Instructions to follow: Retype all the records with nothing changed.

Dataset items:
# # #
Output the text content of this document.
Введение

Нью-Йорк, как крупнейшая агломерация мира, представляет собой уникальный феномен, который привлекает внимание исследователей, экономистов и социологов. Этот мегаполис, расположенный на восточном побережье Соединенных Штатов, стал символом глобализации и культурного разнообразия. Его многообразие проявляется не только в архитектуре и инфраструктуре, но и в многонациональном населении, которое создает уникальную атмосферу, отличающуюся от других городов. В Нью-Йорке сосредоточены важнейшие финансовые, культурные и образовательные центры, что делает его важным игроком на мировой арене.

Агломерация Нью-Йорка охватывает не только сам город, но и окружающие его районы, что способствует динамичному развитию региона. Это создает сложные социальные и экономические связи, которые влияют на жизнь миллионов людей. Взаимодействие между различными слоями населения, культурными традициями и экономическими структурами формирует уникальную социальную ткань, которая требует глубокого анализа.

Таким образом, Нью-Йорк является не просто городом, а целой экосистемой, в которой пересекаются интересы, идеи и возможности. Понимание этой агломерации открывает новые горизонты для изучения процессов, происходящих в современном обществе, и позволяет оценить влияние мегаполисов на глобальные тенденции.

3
# # #
Answer for the task:
Output the text content of this document.
Введение

Нью-Йорк, как крупнейшая агломерация мира, представляет собой уникальный феномен, который привлекает внимание исследователей, экономистов и социологов. Этот мегаполис, расположенный на восточном побережье Соединенных Штатов, стал символом глобализации и культурного разнообразия. Его многообразие проявляется не только в архитектуре и инфраструктуре, но и в многонациональном населении, которое создает уникальную атмосферу, отличающуюся от других городов. В Нью-Йорке сосредоточены важнейшие финансовые, культурные и образовательные центры, что делает его важным игроком на мировой арене.

Агломерация Нью-Йорка охватывает не только сам город, но и окружающие его районы, что способствует динамичному развитию региона. Это создает сложные социальные и экономические связи, которые влияют на жизнь миллионов людей. Взаимодействие между различными слоями населения, культурными традициями и экономическими структурами формирует уникальную социальную ткань, которая требует глубокого анализа.

Таким образом, Нью-Йорк является не просто городом, а целой экосистемой, в которой пересекаются интересы, идеи и возможности. Понимание этой агломерации открывает новые горизонты для изучения процессов, происходящих в современном обществе, и позволяет оценить влияние мегаполисов на глобальные тенденции.

3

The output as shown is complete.